◆ AIM OF THE EXERCISE: Below is a set of records; restate each one word for word.

begin AVAILABLE DATA

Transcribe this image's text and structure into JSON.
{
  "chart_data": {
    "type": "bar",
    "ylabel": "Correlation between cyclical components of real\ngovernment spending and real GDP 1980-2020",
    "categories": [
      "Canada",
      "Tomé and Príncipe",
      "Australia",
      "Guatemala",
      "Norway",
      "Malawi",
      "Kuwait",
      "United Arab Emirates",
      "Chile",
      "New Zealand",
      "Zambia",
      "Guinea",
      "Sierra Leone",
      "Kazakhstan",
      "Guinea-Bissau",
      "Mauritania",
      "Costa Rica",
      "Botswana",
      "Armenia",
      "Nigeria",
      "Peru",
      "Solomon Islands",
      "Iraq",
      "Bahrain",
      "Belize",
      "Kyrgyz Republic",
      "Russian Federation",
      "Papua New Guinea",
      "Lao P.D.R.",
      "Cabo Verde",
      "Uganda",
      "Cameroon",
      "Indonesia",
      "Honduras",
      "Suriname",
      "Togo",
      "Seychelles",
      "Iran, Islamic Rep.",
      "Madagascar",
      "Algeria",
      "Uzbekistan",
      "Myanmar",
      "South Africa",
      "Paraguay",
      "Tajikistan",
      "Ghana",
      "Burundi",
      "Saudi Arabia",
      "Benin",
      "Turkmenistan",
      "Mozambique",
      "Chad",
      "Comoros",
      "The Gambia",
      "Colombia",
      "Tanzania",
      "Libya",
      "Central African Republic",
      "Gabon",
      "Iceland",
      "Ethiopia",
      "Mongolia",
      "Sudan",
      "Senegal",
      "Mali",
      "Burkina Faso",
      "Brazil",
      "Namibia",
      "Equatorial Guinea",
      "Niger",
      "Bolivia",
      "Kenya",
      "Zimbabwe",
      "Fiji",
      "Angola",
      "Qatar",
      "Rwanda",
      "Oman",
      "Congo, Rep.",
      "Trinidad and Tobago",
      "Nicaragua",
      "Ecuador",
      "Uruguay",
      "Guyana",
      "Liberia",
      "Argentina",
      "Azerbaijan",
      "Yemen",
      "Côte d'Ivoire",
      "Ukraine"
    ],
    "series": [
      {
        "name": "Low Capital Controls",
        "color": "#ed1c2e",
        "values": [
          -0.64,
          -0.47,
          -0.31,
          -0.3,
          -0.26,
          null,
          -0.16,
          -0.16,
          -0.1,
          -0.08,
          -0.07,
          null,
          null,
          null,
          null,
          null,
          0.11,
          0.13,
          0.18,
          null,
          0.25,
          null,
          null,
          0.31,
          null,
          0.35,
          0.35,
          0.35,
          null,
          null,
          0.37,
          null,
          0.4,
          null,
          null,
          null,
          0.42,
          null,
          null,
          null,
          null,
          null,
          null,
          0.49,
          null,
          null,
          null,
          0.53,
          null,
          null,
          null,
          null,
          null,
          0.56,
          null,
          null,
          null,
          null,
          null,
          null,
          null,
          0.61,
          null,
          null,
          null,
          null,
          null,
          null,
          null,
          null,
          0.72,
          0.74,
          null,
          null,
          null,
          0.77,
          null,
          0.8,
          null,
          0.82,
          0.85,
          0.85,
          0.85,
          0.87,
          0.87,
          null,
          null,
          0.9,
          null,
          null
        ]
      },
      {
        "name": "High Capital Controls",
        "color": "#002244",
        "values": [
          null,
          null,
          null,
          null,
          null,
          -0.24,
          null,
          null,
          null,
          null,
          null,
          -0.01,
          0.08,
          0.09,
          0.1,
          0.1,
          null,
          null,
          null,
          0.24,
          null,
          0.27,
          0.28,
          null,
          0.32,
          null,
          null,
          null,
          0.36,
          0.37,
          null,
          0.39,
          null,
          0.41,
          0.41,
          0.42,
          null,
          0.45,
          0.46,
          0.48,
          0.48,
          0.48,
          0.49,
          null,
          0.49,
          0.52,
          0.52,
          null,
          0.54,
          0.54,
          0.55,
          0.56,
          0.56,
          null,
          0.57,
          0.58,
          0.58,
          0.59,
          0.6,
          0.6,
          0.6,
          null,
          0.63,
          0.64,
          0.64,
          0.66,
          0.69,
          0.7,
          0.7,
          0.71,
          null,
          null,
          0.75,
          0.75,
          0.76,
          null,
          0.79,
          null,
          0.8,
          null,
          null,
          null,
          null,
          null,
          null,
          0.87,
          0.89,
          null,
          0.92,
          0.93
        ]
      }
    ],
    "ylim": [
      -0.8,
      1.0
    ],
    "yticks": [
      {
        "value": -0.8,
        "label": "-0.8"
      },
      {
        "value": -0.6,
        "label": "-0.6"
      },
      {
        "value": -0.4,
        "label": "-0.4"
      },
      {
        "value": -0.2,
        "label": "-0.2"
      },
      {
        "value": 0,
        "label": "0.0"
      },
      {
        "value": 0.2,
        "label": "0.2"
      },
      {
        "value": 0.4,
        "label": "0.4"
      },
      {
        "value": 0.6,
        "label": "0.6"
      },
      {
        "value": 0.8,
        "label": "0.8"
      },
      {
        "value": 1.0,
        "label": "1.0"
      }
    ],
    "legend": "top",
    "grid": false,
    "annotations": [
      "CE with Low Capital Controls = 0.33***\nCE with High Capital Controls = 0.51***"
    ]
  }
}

end AVAILABLE DATA

◆ THE RESPONSE:
Transcribe this image's text and structure into JSON.
{
  "chart_data": {
    "type": "bar",
    "ylabel": "Correlation between cyclical components of real\ngovernment spending and real GDP 1980-2020",
    "categories": [
      "Canada",
      "Tomé and Príncipe",
      "Australia",
      "Guatemala",
      "Norway",
      "Malawi",
      "Kuwait",
      "United Arab Emirates",
      "Chile",
      "New Zealand",
      "Zambia",
      "Guinea",
      "Sierra Leone",
      "Kazakhstan",
      "Guinea-Bissau",
      "Mauritania",
      "Costa Rica",
      "Botswana",
      "Armenia",
      "Nigeria",
      "Peru",
      "Solomon Islands",
      "Iraq",
      "Bahrain",
      "Belize",
      "Kyrgyz Republic",
      "Russian Federation",
      "Papua New Guinea",
      "Lao P.D.R.",
      "Cabo Verde",
      "Uganda",
      "Cameroon",
      "Indonesia",
      "Honduras",
      "Suriname",
      "Togo",
      "Seychelles",
      "Iran, Islamic Rep.",
      "Madagascar",
      "Algeria",
      "Uzbekistan",
      "Myanmar",
      "South Africa",
      "Paraguay",
      "Tajikistan",
      "Ghana",
      "Burundi",
      "Saudi Arabia",
      "Benin",
      "Turkmenistan",
      "Mozambique",
      "Chad",
      "Comoros",
      "The Gambia",
      "Colombia",
      "Tanzania",
      "Libya",
      "Central African Republic",
      "Gabon",
      "Iceland",
      "Ethiopia",
      "Mongolia",
      "Sudan",
      "Senegal",
      "Mali",
      "Burkina Faso",
      "Brazil",
      "Namibia",
      "Equatorial Guinea",
      "Niger",
      "Bolivia",
      "Kenya",
      "Zimbabwe",
      "Fiji",
      "Angola",
      "Qatar",
      "Rwanda",
      "Oman",
      "Congo, Rep.",
      "Trinidad and Tobago",
      "Nicaragua",
      "Ecuador",
      "Uruguay",
      "Guyana",
      "Liberia",
      "Argentina",
      "Azerbaijan",
      "Yemen",
      "Côte d'Ivoire",
      "Ukraine"
    ],
    "series": [
      {
        "name": "Low Capital Controls",
        "color": "#ed1c2e",
        "values": [
          -0.64,
          -0.47,
          -0.31,
          -0.3,
          -0.26,
          null,
          -0.16,
          -0.16,
          -0.1,
          -0.08,
          -0.07,
          null,
          null,
          null,
          null,
          null,
          0.11,
          0.13,
          0.18,
          null,
          0.25,
          null,
          null,
          0.31,
          null,
          0.35,
          0.35,
          0.35,
          null,
          null,
          0.37,
          null,
          0.4,
          null,
          null,
          null,
          0.42,
          null,
          null,
          null,
          null,
          null,
          null,
          0.49,
          null,
          null,
          null,
          0.53,
          null,
          null,
          null,
          null,
          null,
          0.56,
          null,
          null,
          null,
          null,
          null,
          null,
          null,
          0.61,
          null,
          null,
          null,
          null,
          null,
          null,
          null,
          null,
          0.72,
          0.74,
          null,
          null,
          null,
          0.77,
          null,
          0.8,
          null,
          0.82,
          0.85,
          0.85,
          0.85,
          0.87,
          0.87,
          null,
          null,
          0.9,
          null,
          null
        ]
      },
      {
        "name": "High Capital Controls",
        "color": "#002244",
        "values": [
          null,
          null,
          null,
          null,
          null,
          -0.24,
          null,
          null,
          null,
          null,
          null,
          -0.01,
          0.08,
          0.09,
          0.1,
          0.1,
          null,
          null,
          null,
          0.24,
          null,
          0.27,
          0.28,
          null,
          0.32,
          null,
          null,
          null,
          0.36,
          0.37,
          null,
          0.39,
          null,
          0.41,
          0.41,
          0.42,
          null,
          0.45,
          0.46,
          0.48,
          0.48,
          0.48,
          0.49,
          null,
          0.49,
          0.52,
          0.52,
          null,
          0.54,
          0.54,
          0.55,
          0.56,
          0.56,
          null,
          0.57,
          0.58,
          0.58,
          0.59,
          0.6,
          0.6,
          0.6,
          null,
          0.63,
          0.64,
          0.64,
          0.66,
          0.69,
          0.7,
          0.7,
          0.71,
          null,
          null,
          0.75,
          0.75,
          0.76,
          null,
          0.79,
          null,
          0.8,
          null,
          null,
          null,
          null,
          null,
          null,
          0.87,
          0.89,
          null,
          0.92,
          0.93
        ]
      }
    ],
    "ylim": [
      -0.8,
      1.0
    ],
    "yticks": [
      {
        "value": -0.8,
        "label": "-0.8"
      },
      {
        "value": -0.6,
        "label": "-0.6"
      },
      {
        "value": -0.4,
        "label": "-0.4"
      },
      {
        "value": -0.2,
        "label": "-0.2"
      },
      {
        "value": 0,
        "label": "0.0"
      },
      {
        "value": 0.2,
        "label": "0.2"
      },
      {
        "value": 0.4,
        "label": "0.4"
      },
      {
        "value": 0.6,
        "label": "0.6"
      },
      {
        "value": 0.8,
        "label": "0.8"
      },
      {
        "value": 1.0,
        "label": "1.0"
      }
    ],
    "legend": "top",
    "grid": false,
    "annotations": [
      "CE with Low Capital Controls = 0.33***\nCE with High Capital Controls = 0.51***"
    ]
  }
}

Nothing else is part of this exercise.